Dictionary.com defines a person as:
1. a human being, whether an adult or child:
2. a human being as distinguished from an animal or a thing.
A thing can be anything other than a human being by this official definition. Ergo, flies, mosquitoes, cats, goats, bears, cars, airplanes, ideas, and publicly traded limited liability corporations are all things, which means that they are not persons, in any sense.
A business corporation was an idea of a business model somebody thought up 500 years ago. It wasn’t a human being, since it was a thought that sprang from somebody’s head. It still is only a thought.
Today, a more precise definition of a business corporation is “an imaginary business model given life and the legal rules to exist and operate by legislative authorization under the legal fiction of being an “artificial person.”
According to Dictionary.com the word legal means “permitted by law; lawful.” They define “fiction” as “something feigned, invented, or imagined; a made-up story.” Some of the synonyms for “feign” are fake, bluff, counterfeit, and devise.
Artificial is defined as made by human skill; produced by humans (opposed to natural ): as in artificial flowers. 2. imitation; simulated; sham:
Therefore, an artificial person is not real, and in the corporate sense, it’s not even an artificial person, like an artificial flower is something tangible, such as a plastic flower. Rather, it’s an idea from somebody’s imagination.
Most likely a corrupt politician long ago had an idea that the best way to give an idea called corporation constitutional rights was to label it an artificial person, although it was only an idea, and not an artificial anything.

[INFORMATION SUPPLIED]
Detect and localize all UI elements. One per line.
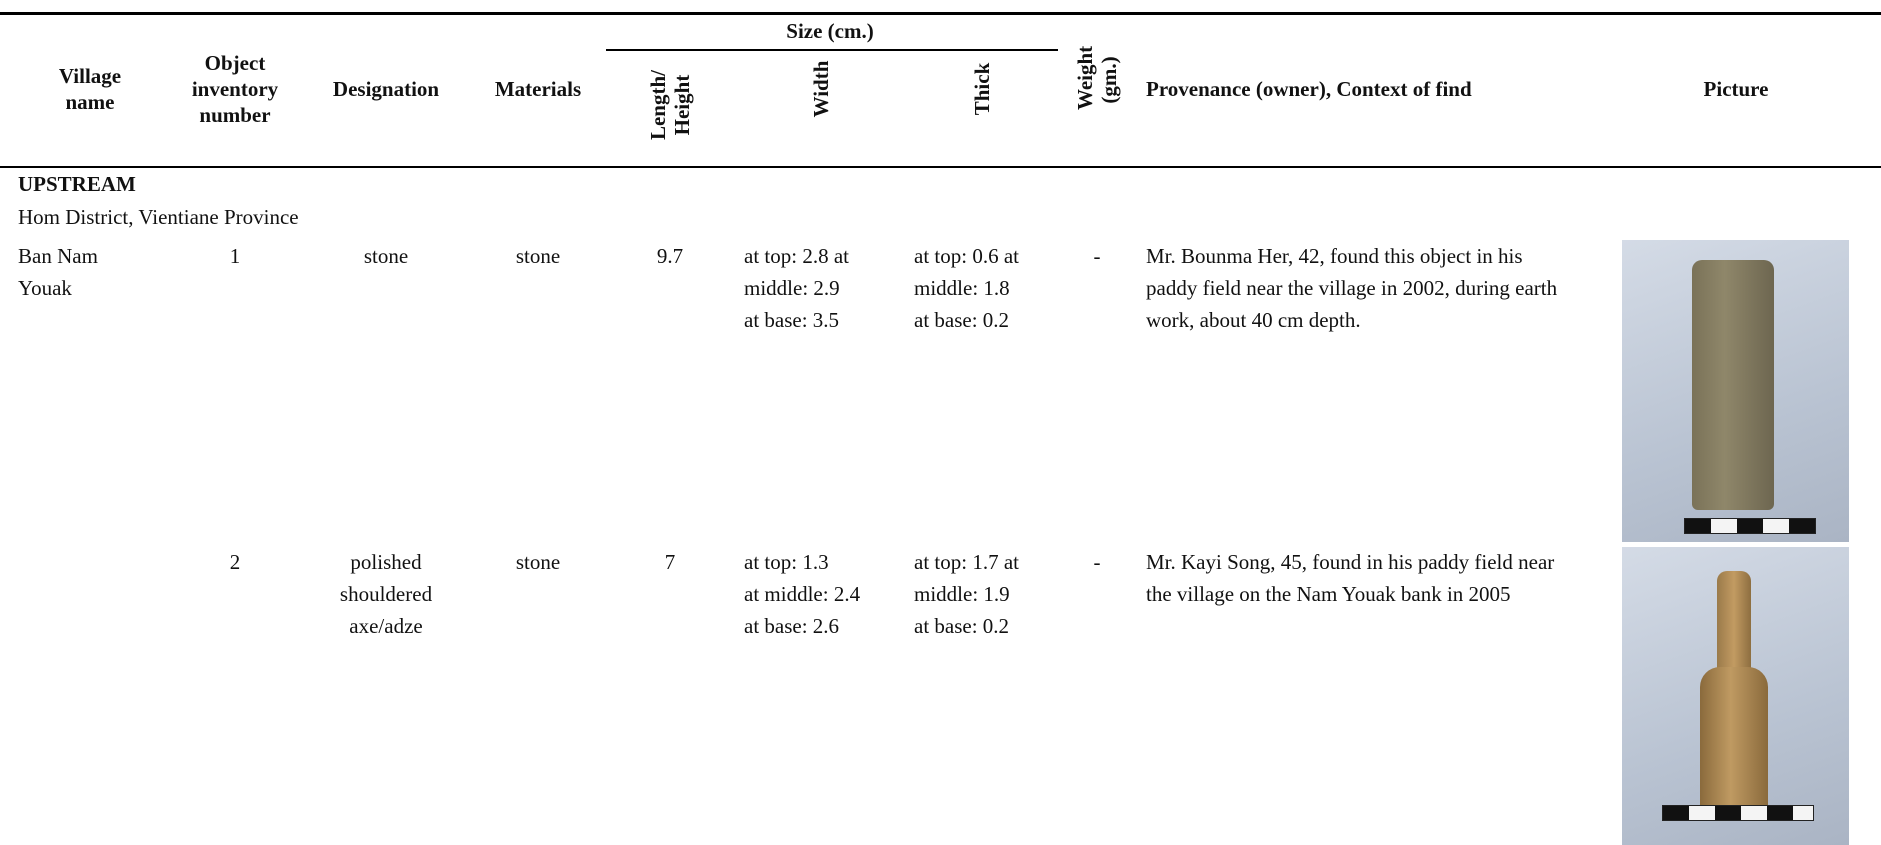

[TASKS]
1. In the text on corporate personhood, how long ago was the business corporation first thought up?
2. Continue the text on corporate personhood from its last sentence.

[ANSWERS BY TASK]
1. 500 years ago.

2.
In 1886, the US Supreme court is thought to have ruled that the idea called publicly traded limited liability corporations were persons, and to have equal rights under the law with organic persons, based on the equal protection clause of the 14th amendment. This decision, of course, was based on corruption within the court, rather than any legal perspective, because there was no other sense to it, especially from a legal point of view. But the decision still stands more than a century later.
In 2010, the US Supreme court expanded this idea and gave the ideas known as corporations personhood rights, which shows that the corruption of 1886 is still strong today.
It doesn’t take a giant of a mind to figure out that a corporation is an idea, and not a person, and so one can be reasonably certain that corruption, which permeates the US government, also soaks the corporate wing of the US Supreme Court to the marrow.
Besides, if I call a guitar cord, say A, an artificial person, does that make it a person, a human being? Obviously not, but the justices on the US Supreme Court have decided in that if you label an idea as an artificial person then it must be so.
You have to wonder how much cash these folks on the US Supreme Court are getting under the table. In which case, you can see why Chief Justice John Roberts swore under oath that he would respect legal precedence during his senate confirmation hearings, and then he voted to end 100 years of legal precedence when he voted yes in the Citizen’s United Case. This benefited only billionaires and their corporations.
It’s strange that Roberts, as well as fellow supreme court justices Samuel Alito, Anthony Kennedy, Antonin Scalia and Clarence Thomas are not able to read a dictionary and figure out that an idea is not a person, even if somebody had an idea to label another idea as an artificial person. Is it because they’re mentally incapable of seeing the obvious, or because they are corrupt? It is likely the latter since these persons are not stupid little boys.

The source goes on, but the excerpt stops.